• TASK DESCRIPTION
Reproduce every entry below precisely. Pictures are excluded from the copy.

• SUPPLIED MATERIAL
+++

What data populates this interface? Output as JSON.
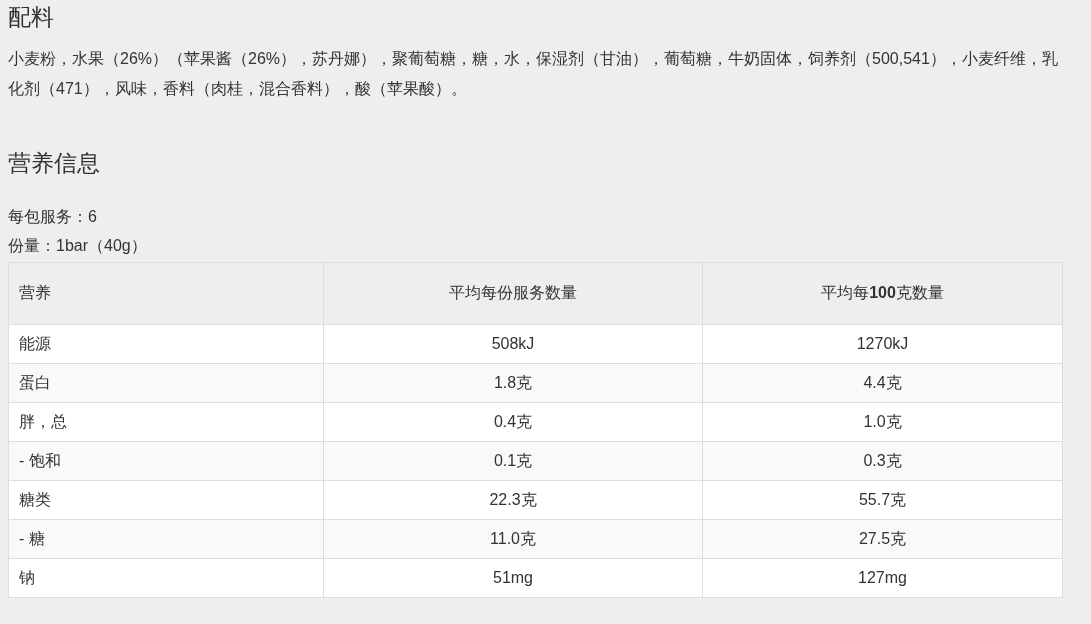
{
  "ingredients": {
    "heading": "配料",
    "text": "小麦粉，水果（26%）（苹果酱（26%），苏丹娜），聚葡萄糖，糖，水，保湿剂（甘油），葡萄糖，牛奶固体，饲养剂（500,541），小麦纤维，乳化剂（471），风味，香料（肉桂，混合香料），酸（苹果酸）。"
  },
  "nutrition": {
    "heading": "营养信息",
    "servings": "每包服务：6",
    "serving_size": "份量：1bar（40g）",
    "table": {
      "columns": [
        "营养",
        "平均每份服务数量",
        "平均每**100**克数量"
      ],
      "rows": [
        {
          "cells": [
            "能源",
            "508kJ",
            "1270kJ"
          ]
        },
        {
          "cells": [
            "蛋白",
            "1.8克",
            "4.4克"
          ]
        },
        {
          "cells": [
            "胖，总",
            "0.4克",
            "1.0克"
          ]
        },
        {
          "cells": [
            "- 饱和",
            "0.1克",
            "0.3克"
          ]
        },
        {
          "cells": [
            "糖类",
            "22.3克",
            "55.7克"
          ]
        },
        {
          "cells": [
            "- 糖",
            "11.0克",
            "27.5克"
          ]
        },
        {
          "cells": [
            "钠",
            "51mg",
            "127mg"
          ]
        }
      ]
    }
  }
}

+++

• THE SOLUTION
What data populates this interface? Output as JSON.
{
  "ingredients": {
    "heading": "配料",
    "text": "小麦粉，水果（26%）（苹果酱（26%），苏丹娜），聚葡萄糖，糖，水，保湿剂（甘油），葡萄糖，牛奶固体，饲养剂（500,541），小麦纤维，乳化剂（471），风味，香料（肉桂，混合香料），酸（苹果酸）。"
  },
  "nutrition": {
    "heading": "营养信息",
    "servings": "每包服务：6",
    "serving_size": "份量：1bar（40g）",
    "table": {
      "columns": [
        "营养",
        "平均每份服务数量",
        "平均每**100**克数量"
      ],
      "rows": [
        {
          "cells": [
            "能源",
            "508kJ",
            "1270kJ"
          ]
        },
        {
          "cells": [
            "蛋白",
            "1.8克",
            "4.4克"
          ]
        },
        {
          "cells": [
            "胖，总",
            "0.4克",
            "1.0克"
          ]
        },
        {
          "cells": [
            "- 饱和",
            "0.1克",
            "0.3克"
          ]
        },
        {
          "cells": [
            "糖类",
            "22.3克",
            "55.7克"
          ]
        },
        {
          "cells": [
            "- 糖",
            "11.0克",
            "27.5克"
          ]
        },
        {
          "cells": [
            "钠",
            "51mg",
            "127mg"
          ]
        }
      ]
    }
  }
}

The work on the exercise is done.